### Structured figure records
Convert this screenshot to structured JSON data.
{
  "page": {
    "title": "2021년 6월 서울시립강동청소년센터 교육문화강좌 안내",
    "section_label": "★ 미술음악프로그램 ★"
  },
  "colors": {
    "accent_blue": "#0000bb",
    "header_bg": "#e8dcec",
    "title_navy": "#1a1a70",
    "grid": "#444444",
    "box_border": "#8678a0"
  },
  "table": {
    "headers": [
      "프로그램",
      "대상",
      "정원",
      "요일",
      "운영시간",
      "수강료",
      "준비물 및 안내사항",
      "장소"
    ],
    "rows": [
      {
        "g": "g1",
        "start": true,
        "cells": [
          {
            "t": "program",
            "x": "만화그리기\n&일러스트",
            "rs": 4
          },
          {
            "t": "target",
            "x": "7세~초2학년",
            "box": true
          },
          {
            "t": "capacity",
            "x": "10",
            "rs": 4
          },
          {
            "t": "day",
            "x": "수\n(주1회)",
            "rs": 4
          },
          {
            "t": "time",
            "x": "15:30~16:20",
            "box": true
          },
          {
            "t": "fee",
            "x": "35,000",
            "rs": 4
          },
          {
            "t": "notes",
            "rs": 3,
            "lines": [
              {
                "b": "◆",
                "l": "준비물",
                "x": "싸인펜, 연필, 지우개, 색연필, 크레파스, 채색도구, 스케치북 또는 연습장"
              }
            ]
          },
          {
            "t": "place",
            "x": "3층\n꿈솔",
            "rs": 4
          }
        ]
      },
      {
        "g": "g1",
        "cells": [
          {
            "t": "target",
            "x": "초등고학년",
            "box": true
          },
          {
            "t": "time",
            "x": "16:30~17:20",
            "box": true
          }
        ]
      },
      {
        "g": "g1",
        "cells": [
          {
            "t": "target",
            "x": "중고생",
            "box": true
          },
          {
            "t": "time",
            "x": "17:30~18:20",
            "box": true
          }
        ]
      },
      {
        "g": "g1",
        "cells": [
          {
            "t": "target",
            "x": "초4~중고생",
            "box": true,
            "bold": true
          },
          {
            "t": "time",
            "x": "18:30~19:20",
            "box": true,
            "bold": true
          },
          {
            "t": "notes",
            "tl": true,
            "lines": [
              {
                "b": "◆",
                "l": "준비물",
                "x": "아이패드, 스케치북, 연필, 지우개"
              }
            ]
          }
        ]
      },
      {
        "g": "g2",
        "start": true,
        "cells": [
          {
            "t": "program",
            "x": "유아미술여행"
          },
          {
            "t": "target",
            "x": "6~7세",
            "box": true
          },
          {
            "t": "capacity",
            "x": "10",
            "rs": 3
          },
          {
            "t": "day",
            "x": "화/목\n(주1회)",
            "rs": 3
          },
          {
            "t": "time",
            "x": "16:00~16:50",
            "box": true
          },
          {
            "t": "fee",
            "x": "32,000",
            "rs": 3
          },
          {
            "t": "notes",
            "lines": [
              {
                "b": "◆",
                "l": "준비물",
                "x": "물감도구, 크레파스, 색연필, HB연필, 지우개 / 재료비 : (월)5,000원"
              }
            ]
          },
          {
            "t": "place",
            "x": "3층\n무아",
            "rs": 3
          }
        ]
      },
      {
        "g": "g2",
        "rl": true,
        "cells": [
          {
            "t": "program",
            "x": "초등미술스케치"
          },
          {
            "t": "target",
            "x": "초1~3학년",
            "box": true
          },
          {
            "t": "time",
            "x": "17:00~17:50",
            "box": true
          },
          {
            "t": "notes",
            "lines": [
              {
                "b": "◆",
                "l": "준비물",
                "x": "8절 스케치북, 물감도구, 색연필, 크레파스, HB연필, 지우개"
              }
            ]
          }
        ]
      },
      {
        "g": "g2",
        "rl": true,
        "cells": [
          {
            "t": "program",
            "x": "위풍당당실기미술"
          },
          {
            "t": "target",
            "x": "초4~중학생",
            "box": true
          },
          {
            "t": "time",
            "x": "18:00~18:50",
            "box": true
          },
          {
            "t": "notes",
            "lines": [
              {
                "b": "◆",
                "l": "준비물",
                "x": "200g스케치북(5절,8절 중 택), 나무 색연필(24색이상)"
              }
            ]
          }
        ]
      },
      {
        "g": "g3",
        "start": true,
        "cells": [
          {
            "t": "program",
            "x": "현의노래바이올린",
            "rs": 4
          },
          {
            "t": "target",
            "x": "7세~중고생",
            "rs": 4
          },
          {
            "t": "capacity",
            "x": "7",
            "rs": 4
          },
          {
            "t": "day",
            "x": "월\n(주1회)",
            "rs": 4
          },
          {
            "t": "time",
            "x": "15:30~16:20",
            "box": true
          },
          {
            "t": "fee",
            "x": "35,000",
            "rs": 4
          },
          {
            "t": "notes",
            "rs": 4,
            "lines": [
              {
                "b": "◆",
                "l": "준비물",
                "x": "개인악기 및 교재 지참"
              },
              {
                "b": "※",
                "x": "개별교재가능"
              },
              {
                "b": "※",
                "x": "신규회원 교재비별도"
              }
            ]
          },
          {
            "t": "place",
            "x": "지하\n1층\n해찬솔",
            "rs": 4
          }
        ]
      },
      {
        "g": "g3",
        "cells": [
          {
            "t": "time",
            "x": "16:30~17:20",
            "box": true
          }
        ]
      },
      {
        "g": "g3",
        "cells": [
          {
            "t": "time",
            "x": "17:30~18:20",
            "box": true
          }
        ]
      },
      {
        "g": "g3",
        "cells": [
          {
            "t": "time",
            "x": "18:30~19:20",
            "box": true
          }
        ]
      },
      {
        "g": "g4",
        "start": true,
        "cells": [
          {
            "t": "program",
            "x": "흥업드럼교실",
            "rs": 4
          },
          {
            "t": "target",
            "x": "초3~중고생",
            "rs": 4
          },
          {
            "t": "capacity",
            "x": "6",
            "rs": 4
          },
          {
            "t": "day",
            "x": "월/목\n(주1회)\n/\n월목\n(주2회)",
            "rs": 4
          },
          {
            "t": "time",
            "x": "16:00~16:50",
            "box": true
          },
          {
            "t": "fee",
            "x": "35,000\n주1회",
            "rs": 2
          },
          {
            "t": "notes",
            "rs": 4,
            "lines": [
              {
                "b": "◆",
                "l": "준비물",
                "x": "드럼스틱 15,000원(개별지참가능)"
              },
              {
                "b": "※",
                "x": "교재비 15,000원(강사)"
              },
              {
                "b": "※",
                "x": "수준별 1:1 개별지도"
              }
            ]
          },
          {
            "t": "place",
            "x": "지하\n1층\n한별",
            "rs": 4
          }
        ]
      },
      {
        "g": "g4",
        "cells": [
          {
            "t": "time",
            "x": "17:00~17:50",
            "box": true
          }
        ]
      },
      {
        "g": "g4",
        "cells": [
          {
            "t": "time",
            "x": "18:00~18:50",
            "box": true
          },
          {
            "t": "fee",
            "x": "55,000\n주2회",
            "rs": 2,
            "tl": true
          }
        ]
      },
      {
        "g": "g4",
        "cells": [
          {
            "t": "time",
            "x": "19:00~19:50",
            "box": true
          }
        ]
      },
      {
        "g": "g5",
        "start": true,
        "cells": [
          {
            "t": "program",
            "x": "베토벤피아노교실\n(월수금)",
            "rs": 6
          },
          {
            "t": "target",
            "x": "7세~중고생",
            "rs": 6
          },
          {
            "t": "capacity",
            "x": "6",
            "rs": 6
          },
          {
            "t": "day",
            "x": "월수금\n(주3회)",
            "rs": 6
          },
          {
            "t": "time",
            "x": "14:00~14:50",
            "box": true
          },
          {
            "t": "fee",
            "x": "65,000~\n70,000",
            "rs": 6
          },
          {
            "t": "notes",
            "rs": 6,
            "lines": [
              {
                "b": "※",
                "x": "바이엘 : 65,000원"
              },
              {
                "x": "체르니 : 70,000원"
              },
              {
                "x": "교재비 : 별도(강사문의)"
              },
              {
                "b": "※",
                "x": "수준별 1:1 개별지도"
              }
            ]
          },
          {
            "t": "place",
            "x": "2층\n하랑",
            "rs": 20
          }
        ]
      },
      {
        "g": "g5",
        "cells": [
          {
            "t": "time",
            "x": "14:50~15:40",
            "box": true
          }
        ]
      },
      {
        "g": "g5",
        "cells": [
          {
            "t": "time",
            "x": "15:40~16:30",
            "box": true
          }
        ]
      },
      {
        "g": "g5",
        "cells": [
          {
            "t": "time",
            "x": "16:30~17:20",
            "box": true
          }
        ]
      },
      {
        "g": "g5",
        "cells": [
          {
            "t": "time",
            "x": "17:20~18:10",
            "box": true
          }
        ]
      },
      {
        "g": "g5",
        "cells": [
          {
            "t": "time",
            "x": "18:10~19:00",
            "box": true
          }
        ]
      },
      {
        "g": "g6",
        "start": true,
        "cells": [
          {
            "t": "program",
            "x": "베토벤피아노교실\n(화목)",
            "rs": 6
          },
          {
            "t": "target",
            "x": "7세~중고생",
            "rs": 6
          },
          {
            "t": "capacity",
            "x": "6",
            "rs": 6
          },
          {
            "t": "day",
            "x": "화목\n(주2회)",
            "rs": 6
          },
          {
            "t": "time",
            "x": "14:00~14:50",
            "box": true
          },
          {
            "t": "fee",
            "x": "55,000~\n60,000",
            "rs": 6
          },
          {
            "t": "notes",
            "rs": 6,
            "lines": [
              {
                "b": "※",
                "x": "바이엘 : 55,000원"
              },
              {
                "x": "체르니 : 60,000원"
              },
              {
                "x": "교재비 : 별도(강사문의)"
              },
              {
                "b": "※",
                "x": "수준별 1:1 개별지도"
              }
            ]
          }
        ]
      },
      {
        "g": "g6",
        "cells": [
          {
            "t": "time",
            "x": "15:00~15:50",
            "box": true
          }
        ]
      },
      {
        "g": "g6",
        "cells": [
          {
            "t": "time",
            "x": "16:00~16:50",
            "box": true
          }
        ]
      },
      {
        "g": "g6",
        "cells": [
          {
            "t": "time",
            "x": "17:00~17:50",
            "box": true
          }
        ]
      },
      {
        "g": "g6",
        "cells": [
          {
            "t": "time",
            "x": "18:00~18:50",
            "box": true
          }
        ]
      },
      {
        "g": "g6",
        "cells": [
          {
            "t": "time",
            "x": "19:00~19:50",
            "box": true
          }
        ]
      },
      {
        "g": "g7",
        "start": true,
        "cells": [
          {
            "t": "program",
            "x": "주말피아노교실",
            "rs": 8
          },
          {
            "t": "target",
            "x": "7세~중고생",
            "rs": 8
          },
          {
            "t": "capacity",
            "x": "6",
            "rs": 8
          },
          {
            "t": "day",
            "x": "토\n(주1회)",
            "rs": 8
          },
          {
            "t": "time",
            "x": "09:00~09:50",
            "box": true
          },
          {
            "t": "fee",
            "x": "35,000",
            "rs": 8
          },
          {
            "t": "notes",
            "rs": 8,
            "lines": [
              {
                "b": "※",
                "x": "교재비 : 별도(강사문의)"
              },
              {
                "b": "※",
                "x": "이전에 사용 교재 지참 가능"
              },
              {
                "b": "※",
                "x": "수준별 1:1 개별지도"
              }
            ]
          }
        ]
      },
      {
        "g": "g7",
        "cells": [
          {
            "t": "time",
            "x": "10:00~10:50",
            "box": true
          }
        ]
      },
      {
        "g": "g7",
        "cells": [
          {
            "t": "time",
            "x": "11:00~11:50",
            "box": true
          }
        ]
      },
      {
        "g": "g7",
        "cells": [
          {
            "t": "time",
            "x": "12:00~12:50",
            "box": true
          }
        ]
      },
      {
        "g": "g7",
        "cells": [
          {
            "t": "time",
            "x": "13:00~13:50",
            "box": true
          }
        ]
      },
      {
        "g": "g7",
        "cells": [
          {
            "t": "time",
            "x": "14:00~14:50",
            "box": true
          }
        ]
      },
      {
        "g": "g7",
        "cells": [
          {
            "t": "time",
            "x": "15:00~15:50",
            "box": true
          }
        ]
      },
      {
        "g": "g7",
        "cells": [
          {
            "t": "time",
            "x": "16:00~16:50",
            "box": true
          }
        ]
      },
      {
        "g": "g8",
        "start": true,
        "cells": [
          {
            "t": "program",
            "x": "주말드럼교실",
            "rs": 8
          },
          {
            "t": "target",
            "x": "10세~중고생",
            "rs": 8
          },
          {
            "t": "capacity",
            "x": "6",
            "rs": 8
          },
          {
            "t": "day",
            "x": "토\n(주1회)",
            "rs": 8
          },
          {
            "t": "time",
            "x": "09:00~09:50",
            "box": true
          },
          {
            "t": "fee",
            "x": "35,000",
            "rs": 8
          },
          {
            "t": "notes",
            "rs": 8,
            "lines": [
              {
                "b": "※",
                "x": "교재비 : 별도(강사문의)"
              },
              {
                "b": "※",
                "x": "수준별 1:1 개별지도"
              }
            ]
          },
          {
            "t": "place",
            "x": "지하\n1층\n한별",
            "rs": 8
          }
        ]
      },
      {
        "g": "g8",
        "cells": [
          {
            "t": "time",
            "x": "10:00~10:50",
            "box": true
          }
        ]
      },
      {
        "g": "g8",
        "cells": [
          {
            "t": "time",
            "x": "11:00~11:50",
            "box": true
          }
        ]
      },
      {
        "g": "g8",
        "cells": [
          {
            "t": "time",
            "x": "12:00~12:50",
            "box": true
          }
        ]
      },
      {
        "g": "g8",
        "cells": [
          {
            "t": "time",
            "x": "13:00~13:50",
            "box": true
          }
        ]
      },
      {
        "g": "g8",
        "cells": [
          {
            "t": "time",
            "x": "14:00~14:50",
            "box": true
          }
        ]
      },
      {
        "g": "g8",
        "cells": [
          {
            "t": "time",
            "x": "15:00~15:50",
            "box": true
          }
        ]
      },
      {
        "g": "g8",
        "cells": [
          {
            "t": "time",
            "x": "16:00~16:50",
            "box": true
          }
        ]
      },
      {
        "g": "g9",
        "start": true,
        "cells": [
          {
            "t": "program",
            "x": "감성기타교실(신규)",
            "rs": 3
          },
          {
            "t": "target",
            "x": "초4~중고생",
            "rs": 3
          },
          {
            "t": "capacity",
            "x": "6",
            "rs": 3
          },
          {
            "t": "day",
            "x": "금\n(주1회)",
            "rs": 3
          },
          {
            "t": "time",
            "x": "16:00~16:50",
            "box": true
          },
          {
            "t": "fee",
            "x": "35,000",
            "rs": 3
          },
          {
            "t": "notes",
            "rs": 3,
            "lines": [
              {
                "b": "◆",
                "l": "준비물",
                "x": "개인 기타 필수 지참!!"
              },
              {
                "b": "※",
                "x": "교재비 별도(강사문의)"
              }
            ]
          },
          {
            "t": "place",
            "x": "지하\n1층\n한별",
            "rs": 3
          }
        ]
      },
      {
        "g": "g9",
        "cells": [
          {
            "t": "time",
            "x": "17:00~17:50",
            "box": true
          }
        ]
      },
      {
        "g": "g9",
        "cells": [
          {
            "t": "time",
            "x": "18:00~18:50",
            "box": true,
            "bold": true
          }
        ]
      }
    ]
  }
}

### PROBLEM STATEMENT
Identify and copy lines that hold the string "물감도구".

### TASK RESPONSE
                "x": "물감도구, 크레파스, 색연필, HB연필, 지우개 / 재료비 : (월)5,000원"
                "x": "8절 스케치북, 물감도구, 색연필, 크레파스, HB연필, 지우개"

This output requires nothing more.